AIM OF THE EXERCISE: Without the pictures, set down every line of the data exactly.

[Stored entries]
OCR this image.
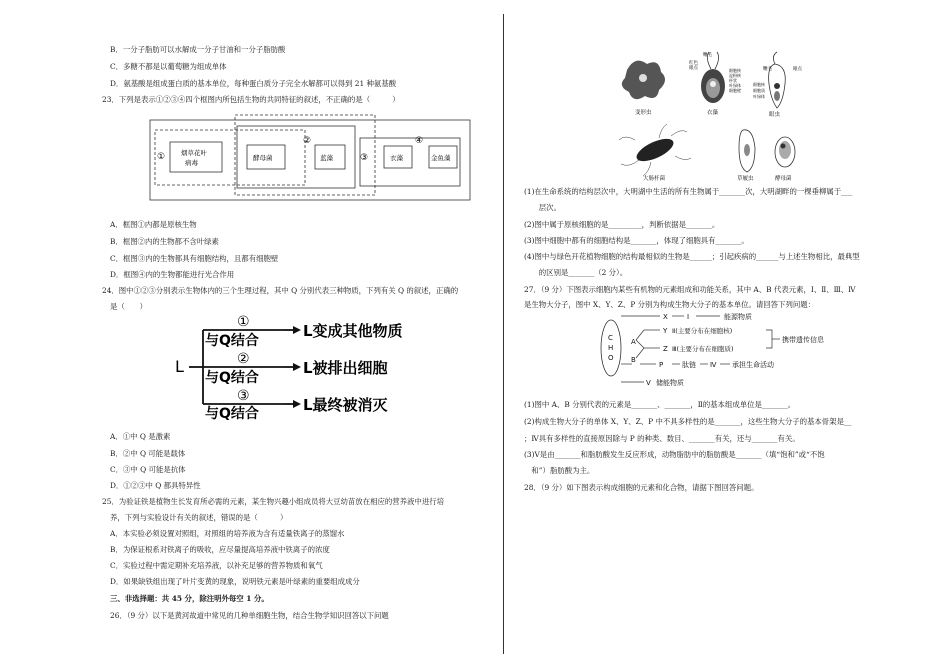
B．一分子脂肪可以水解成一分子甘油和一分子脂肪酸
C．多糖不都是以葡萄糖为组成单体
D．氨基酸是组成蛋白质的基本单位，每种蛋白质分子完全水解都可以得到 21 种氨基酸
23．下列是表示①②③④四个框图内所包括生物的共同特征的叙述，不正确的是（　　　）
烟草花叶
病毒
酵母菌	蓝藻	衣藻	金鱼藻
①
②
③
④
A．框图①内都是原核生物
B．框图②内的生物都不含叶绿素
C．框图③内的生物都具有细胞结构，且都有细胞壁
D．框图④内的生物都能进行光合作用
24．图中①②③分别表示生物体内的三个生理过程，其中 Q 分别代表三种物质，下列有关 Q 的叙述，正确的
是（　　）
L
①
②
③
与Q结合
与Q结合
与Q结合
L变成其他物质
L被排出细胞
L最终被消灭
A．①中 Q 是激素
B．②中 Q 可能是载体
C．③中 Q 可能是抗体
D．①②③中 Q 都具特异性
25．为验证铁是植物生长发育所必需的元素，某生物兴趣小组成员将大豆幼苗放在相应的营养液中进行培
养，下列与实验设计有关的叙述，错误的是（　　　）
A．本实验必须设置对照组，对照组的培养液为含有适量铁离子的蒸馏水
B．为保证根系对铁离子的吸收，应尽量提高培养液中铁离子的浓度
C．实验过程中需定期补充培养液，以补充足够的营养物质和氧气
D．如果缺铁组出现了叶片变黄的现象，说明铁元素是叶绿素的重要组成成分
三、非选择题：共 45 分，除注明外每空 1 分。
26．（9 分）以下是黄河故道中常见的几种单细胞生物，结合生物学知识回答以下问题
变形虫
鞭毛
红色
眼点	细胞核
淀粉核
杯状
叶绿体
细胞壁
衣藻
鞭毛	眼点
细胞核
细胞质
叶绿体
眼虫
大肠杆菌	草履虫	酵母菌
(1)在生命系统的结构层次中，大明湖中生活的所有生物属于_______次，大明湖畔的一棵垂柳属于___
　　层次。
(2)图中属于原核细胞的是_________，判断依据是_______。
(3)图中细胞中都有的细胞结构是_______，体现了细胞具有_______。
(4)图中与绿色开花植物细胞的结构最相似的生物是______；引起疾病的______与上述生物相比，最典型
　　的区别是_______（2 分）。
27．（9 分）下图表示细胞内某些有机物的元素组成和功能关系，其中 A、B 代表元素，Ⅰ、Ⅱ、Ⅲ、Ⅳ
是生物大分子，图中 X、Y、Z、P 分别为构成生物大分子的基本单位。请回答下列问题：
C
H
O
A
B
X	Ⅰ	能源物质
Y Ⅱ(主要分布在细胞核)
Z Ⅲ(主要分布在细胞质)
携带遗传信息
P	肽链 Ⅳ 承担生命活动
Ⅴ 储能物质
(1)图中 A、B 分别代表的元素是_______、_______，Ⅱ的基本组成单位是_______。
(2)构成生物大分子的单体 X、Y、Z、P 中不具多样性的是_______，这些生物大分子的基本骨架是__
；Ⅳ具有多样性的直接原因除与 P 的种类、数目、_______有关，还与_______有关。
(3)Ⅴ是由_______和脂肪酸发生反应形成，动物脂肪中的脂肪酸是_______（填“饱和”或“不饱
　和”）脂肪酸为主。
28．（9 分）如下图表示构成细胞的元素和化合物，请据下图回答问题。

TASK SOLUTION:
OCR this image.
B．一分子脂肪可以水解成一分子甘油和一分子脂肪酸
C．多糖不都是以葡萄糖为组成单体
D．氨基酸是组成蛋白质的基本单位，每种蛋白质分子完全水解都可以得到 21 种氨基酸
23．下列是表示①②③④四个框图内所包括生物的共同特征的叙述，不正确的是（　　　）
烟草花叶
病毒
酵母菌	蓝藻	衣藻	金鱼藻
①
②
③
④
A．框图①内都是原核生物
B．框图②内的生物都不含叶绿素
C．框图③内的生物都具有细胞结构，且都有细胞壁
D．框图④内的生物都能进行光合作用
24．图中①②③分别表示生物体内的三个生理过程，其中 Q 分别代表三种物质，下列有关 Q 的叙述，正确的
是（　　）
L
①
②
③
与Q结合
与Q结合
与Q结合
L变成其他物质
L被排出细胞
L最终被消灭
A．①中 Q 是激素
B．②中 Q 可能是载体
C．③中 Q 可能是抗体
D．①②③中 Q 都具特异性
25．为验证铁是植物生长发育所必需的元素，某生物兴趣小组成员将大豆幼苗放在相应的营养液中进行培
养，下列与实验设计有关的叙述，错误的是（　　　）
A．本实验必须设置对照组，对照组的培养液为含有适量铁离子的蒸馏水
B．为保证根系对铁离子的吸收，应尽量提高培养液中铁离子的浓度
C．实验过程中需定期补充培养液，以补充足够的营养物质和氧气
D．如果缺铁组出现了叶片变黄的现象，说明铁元素是叶绿素的重要组成成分
三、非选择题：共 45 分，除注明外每空 1 分。
26．（9 分）以下是黄河故道中常见的几种单细胞生物，结合生物学知识回答以下问题
变形虫
鞭毛
红色
眼点	细胞核
淀粉核
杯状
叶绿体
细胞壁
衣藻
鞭毛	眼点
细胞核
细胞质
叶绿体
眼虫
大肠杆菌	草履虫	酵母菌
(1)在生命系统的结构层次中，大明湖中生活的所有生物属于_______次，大明湖畔的一棵垂柳属于___
　　层次。
(2)图中属于原核细胞的是_________，判断依据是_______。
(3)图中细胞中都有的细胞结构是_______，体现了细胞具有_______。
(4)图中与绿色开花植物细胞的结构最相似的生物是______；引起疾病的______与上述生物相比，最典型
　　的区别是_______（2 分）。
27．（9 分）下图表示细胞内某些有机物的元素组成和功能关系，其中 A、B 代表元素，Ⅰ、Ⅱ、Ⅲ、Ⅳ
是生物大分子，图中 X、Y、Z、P 分别为构成生物大分子的基本单位。请回答下列问题：
C
H
O
A
B
X	Ⅰ	能源物质
Y Ⅱ(主要分布在细胞核)
Z Ⅲ(主要分布在细胞质)
携带遗传信息
P	肽链 Ⅳ 承担生命活动
Ⅴ 储能物质
(1)图中 A、B 分别代表的元素是_______、_______，Ⅱ的基本组成单位是_______。
(2)构成生物大分子的单体 X、Y、Z、P 中不具多样性的是_______，这些生物大分子的基本骨架是__
；Ⅳ具有多样性的直接原因除与 P 的种类、数目、_______有关，还与_______有关。
(3)Ⅴ是由_______和脂肪酸发生反应形成，动物脂肪中的脂肪酸是_______（填“饱和”或“不饱
　和”）脂肪酸为主。
28．（9 分）如下图表示构成细胞的元素和化合物，请据下图回答问题。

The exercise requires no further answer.